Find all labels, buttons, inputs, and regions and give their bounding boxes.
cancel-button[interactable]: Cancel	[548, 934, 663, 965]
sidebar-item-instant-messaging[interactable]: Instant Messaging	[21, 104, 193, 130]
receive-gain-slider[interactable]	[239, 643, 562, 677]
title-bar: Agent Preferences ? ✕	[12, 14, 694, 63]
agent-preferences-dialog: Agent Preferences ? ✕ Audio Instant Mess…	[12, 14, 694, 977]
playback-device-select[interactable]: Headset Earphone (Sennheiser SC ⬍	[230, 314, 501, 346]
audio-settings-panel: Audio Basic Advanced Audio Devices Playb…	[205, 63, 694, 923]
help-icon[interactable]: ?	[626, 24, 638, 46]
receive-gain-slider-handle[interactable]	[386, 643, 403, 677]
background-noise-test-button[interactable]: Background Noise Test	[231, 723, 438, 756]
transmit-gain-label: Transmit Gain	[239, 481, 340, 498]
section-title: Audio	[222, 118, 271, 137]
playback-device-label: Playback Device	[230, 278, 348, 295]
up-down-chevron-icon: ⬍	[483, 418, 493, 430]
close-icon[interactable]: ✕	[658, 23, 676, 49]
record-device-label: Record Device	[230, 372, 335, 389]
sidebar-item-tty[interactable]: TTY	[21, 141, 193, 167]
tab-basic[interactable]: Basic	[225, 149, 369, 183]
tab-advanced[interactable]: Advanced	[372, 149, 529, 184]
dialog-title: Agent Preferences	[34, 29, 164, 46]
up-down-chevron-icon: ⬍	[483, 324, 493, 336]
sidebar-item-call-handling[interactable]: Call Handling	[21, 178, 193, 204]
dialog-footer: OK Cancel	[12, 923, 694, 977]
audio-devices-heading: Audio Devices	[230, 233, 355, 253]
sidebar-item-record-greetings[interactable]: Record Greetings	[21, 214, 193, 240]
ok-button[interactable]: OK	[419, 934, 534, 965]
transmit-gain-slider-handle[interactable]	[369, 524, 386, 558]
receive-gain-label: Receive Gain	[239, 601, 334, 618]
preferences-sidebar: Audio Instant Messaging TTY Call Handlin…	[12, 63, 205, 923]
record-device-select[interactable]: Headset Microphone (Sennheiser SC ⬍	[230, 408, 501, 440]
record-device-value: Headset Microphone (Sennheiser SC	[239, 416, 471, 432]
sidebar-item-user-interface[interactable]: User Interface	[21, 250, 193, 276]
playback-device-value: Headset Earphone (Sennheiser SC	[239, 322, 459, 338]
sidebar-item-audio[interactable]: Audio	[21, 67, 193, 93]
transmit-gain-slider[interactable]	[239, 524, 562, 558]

Written problem: Count how many lines in the items above contain the word "Instant", and reply with only that number.

Task answer: 3